— Start Provided records —

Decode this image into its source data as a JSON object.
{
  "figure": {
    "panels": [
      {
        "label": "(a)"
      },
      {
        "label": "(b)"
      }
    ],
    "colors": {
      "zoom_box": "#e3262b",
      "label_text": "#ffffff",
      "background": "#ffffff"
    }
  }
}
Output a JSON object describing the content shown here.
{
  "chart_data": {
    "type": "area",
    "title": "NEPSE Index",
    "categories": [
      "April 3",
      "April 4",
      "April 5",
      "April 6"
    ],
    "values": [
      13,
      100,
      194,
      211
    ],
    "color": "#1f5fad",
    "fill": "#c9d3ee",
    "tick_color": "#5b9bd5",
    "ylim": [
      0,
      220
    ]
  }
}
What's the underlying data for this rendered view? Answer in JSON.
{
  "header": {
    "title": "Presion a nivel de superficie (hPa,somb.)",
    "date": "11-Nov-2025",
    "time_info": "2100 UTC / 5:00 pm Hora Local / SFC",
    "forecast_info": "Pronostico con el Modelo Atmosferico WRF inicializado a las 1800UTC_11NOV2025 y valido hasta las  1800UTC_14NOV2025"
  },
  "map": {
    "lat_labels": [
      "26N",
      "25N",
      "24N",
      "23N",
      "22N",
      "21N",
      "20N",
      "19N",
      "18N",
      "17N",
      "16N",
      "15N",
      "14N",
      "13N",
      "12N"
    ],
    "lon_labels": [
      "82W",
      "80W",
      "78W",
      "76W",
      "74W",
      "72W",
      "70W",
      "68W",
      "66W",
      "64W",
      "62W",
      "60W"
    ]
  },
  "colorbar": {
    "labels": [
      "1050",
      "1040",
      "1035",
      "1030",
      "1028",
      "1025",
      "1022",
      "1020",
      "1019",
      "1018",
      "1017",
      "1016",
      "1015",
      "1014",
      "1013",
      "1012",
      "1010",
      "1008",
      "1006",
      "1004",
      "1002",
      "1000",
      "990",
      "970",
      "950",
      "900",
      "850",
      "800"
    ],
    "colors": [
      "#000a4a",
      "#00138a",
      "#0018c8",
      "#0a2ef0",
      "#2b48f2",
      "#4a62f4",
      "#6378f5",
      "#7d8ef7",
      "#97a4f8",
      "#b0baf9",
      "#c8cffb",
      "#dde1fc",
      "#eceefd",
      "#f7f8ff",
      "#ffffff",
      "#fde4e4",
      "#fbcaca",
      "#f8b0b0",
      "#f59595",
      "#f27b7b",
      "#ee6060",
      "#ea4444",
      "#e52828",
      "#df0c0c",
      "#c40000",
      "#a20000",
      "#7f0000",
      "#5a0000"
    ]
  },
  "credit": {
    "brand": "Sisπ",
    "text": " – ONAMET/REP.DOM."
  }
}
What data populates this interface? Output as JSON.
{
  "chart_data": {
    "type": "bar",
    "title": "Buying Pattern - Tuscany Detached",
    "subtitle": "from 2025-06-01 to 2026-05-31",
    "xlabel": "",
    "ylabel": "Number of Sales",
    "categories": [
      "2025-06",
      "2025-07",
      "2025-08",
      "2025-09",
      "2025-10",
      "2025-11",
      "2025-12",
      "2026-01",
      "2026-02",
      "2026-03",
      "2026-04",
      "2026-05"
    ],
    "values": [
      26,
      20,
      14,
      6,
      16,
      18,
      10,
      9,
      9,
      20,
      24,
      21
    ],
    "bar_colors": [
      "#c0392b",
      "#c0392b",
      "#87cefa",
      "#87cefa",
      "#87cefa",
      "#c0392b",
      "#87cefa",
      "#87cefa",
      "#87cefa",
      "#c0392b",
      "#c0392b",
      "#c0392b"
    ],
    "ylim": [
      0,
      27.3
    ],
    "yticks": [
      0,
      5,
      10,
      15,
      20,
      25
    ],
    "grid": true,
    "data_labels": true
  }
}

— End Provided records —

§ Problem statement
For the listing above, identify each line bearing "ffffff".

§ Response to this task
      "label_text": "#ffffff",
      "background": "#ffffff"
      "#ffffff",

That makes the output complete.